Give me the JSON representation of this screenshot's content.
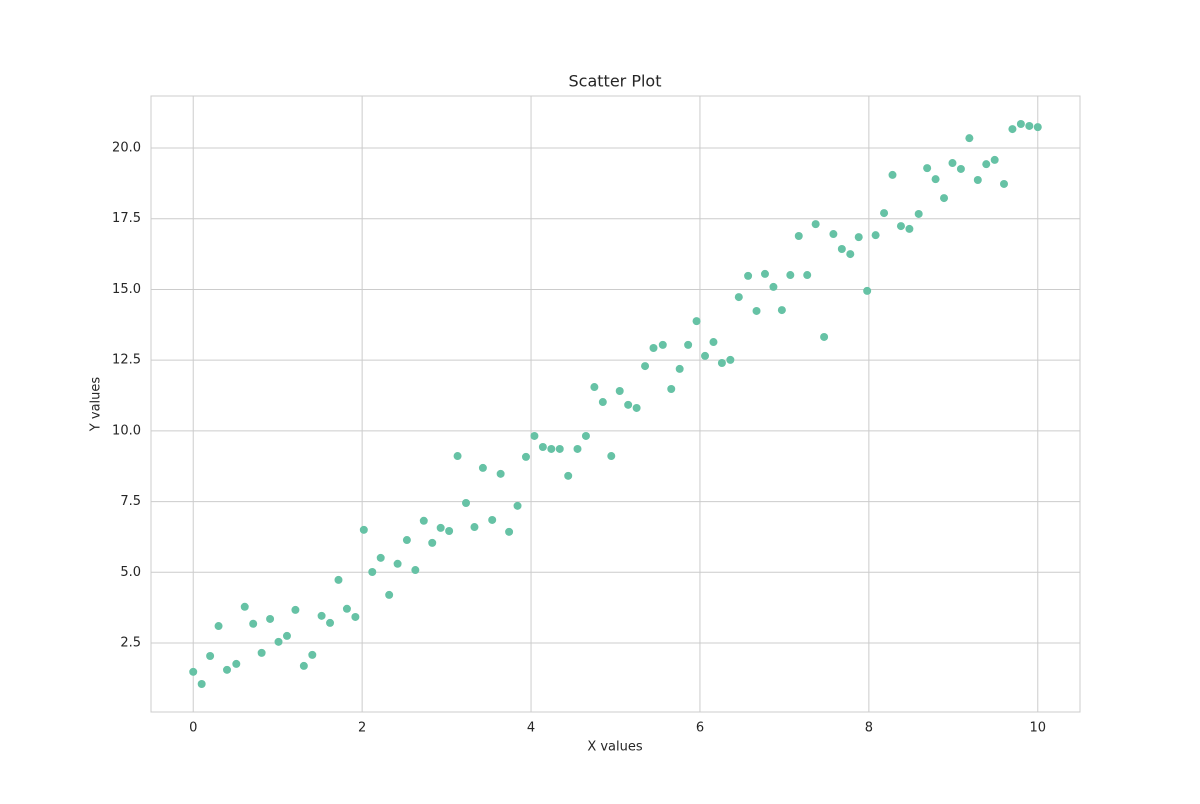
{
  "chart_data": {
    "type": "scatter",
    "title": "Scatter Plot",
    "x_label": "X values",
    "y_label": "Y values",
    "color": "#66c2a5",
    "grid": true,
    "xlim": [
      -0.5,
      10.5
    ],
    "ylim": [
      0.06,
      21.84
    ],
    "xticks": [
      0,
      2,
      4,
      6,
      8,
      10
    ],
    "yticks": [
      2.5,
      {
        "value": 5,
        "label": "5.0"
      },
      7.5,
      {
        "value": 10,
        "label": "10.0"
      },
      12.5,
      {
        "value": 15,
        "label": "15.0"
      },
      17.5,
      {
        "value": 20,
        "label": "20.0"
      }
    ],
    "x": [
      0,
      0.1,
      0.2,
      0.3,
      0.4,
      0.51,
      0.61,
      0.71,
      0.81,
      0.91,
      1.01,
      1.11,
      1.21,
      1.31,
      1.41,
      1.52,
      1.62,
      1.72,
      1.82,
      1.92,
      2.02,
      2.12,
      2.22,
      2.32,
      2.42,
      2.53,
      2.63,
      2.73,
      2.83,
      2.93,
      3.03,
      3.13,
      3.23,
      3.33,
      3.43,
      3.54,
      3.64,
      3.74,
      3.84,
      3.94,
      4.04,
      4.14,
      4.24,
      4.34,
      4.44,
      4.55,
      4.65,
      4.75,
      4.85,
      4.95,
      5.05,
      5.15,
      5.25,
      5.35,
      5.45,
      5.56,
      5.66,
      5.76,
      5.86,
      5.96,
      6.06,
      6.16,
      6.26,
      6.36,
      6.46,
      6.57,
      6.67,
      6.77,
      6.87,
      6.97,
      7.07,
      7.17,
      7.27,
      7.37,
      7.47,
      7.58,
      7.68,
      7.78,
      7.88,
      7.98,
      8.08,
      8.18,
      8.28,
      8.38,
      8.48,
      8.59,
      8.69,
      8.79,
      8.89,
      8.99,
      9.09,
      9.19,
      9.29,
      9.39,
      9.49,
      9.6,
      9.7,
      9.8,
      9.9,
      10
    ],
    "values": [
      1.48,
      1.05,
      2.04,
      3.1,
      1.55,
      1.76,
      3.78,
      3.18,
      2.15,
      3.35,
      2.54,
      2.75,
      3.67,
      1.69,
      2.08,
      3.46,
      3.21,
      4.73,
      3.71,
      3.42,
      6.5,
      5.01,
      5.51,
      4.2,
      5.3,
      6.14,
      5.08,
      6.82,
      6.04,
      6.57,
      6.46,
      9.11,
      7.45,
      6.6,
      8.69,
      6.85,
      8.48,
      6.43,
      7.35,
      9.08,
      9.82,
      9.43,
      9.36,
      9.36,
      8.41,
      9.36,
      9.82,
      11.55,
      11.02,
      9.11,
      11.41,
      10.92,
      10.81,
      12.29,
      12.93,
      13.04,
      11.48,
      12.19,
      13.04,
      13.88,
      12.65,
      13.14,
      12.4,
      12.51,
      14.73,
      15.48,
      14.24,
      15.55,
      15.09,
      14.27,
      15.51,
      16.89,
      15.51,
      17.31,
      13.32,
      16.96,
      16.43,
      16.25,
      16.85,
      14.95,
      16.92,
      17.7,
      19.05,
      17.24,
      17.14,
      17.67,
      19.29,
      18.9,
      18.23,
      19.47,
      19.26,
      20.35,
      18.87,
      19.43,
      19.58,
      18.73,
      20.67,
      20.85,
      20.78,
      20.74
    ]
  }
}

---+---

**DIRECTIONS**
Print the listing above in full, exactly as written. Omit any pictures.

**EXERCISE SOLUTION**
Give me the JSON representation of this screenshot's content.
{
  "chart_data": {
    "type": "scatter",
    "title": "Scatter Plot",
    "x_label": "X values",
    "y_label": "Y values",
    "color": "#66c2a5",
    "grid": true,
    "xlim": [
      -0.5,
      10.5
    ],
    "ylim": [
      0.06,
      21.84
    ],
    "xticks": [
      0,
      2,
      4,
      6,
      8,
      10
    ],
    "yticks": [
      2.5,
      {
        "value": 5,
        "label": "5.0"
      },
      7.5,
      {
        "value": 10,
        "label": "10.0"
      },
      12.5,
      {
        "value": 15,
        "label": "15.0"
      },
      17.5,
      {
        "value": 20,
        "label": "20.0"
      }
    ],
    "x": [
      0,
      0.1,
      0.2,
      0.3,
      0.4,
      0.51,
      0.61,
      0.71,
      0.81,
      0.91,
      1.01,
      1.11,
      1.21,
      1.31,
      1.41,
      1.52,
      1.62,
      1.72,
      1.82,
      1.92,
      2.02,
      2.12,
      2.22,
      2.32,
      2.42,
      2.53,
      2.63,
      2.73,
      2.83,
      2.93,
      3.03,
      3.13,
      3.23,
      3.33,
      3.43,
      3.54,
      3.64,
      3.74,
      3.84,
      3.94,
      4.04,
      4.14,
      4.24,
      4.34,
      4.44,
      4.55,
      4.65,
      4.75,
      4.85,
      4.95,
      5.05,
      5.15,
      5.25,
      5.35,
      5.45,
      5.56,
      5.66,
      5.76,
      5.86,
      5.96,
      6.06,
      6.16,
      6.26,
      6.36,
      6.46,
      6.57,
      6.67,
      6.77,
      6.87,
      6.97,
      7.07,
      7.17,
      7.27,
      7.37,
      7.47,
      7.58,
      7.68,
      7.78,
      7.88,
      7.98,
      8.08,
      8.18,
      8.28,
      8.38,
      8.48,
      8.59,
      8.69,
      8.79,
      8.89,
      8.99,
      9.09,
      9.19,
      9.29,
      9.39,
      9.49,
      9.6,
      9.7,
      9.8,
      9.9,
      10
    ],
    "values": [
      1.48,
      1.05,
      2.04,
      3.1,
      1.55,
      1.76,
      3.78,
      3.18,
      2.15,
      3.35,
      2.54,
      2.75,
      3.67,
      1.69,
      2.08,
      3.46,
      3.21,
      4.73,
      3.71,
      3.42,
      6.5,
      5.01,
      5.51,
      4.2,
      5.3,
      6.14,
      5.08,
      6.82,
      6.04,
      6.57,
      6.46,
      9.11,
      7.45,
      6.6,
      8.69,
      6.85,
      8.48,
      6.43,
      7.35,
      9.08,
      9.82,
      9.43,
      9.36,
      9.36,
      8.41,
      9.36,
      9.82,
      11.55,
      11.02,
      9.11,
      11.41,
      10.92,
      10.81,
      12.29,
      12.93,
      13.04,
      11.48,
      12.19,
      13.04,
      13.88,
      12.65,
      13.14,
      12.4,
      12.51,
      14.73,
      15.48,
      14.24,
      15.55,
      15.09,
      14.27,
      15.51,
      16.89,
      15.51,
      17.31,
      13.32,
      16.96,
      16.43,
      16.25,
      16.85,
      14.95,
      16.92,
      17.7,
      19.05,
      17.24,
      17.14,
      17.67,
      19.29,
      18.9,
      18.23,
      19.47,
      19.26,
      20.35,
      18.87,
      19.43,
      19.58,
      18.73,
      20.67,
      20.85,
      20.78,
      20.74
    ]
  }
}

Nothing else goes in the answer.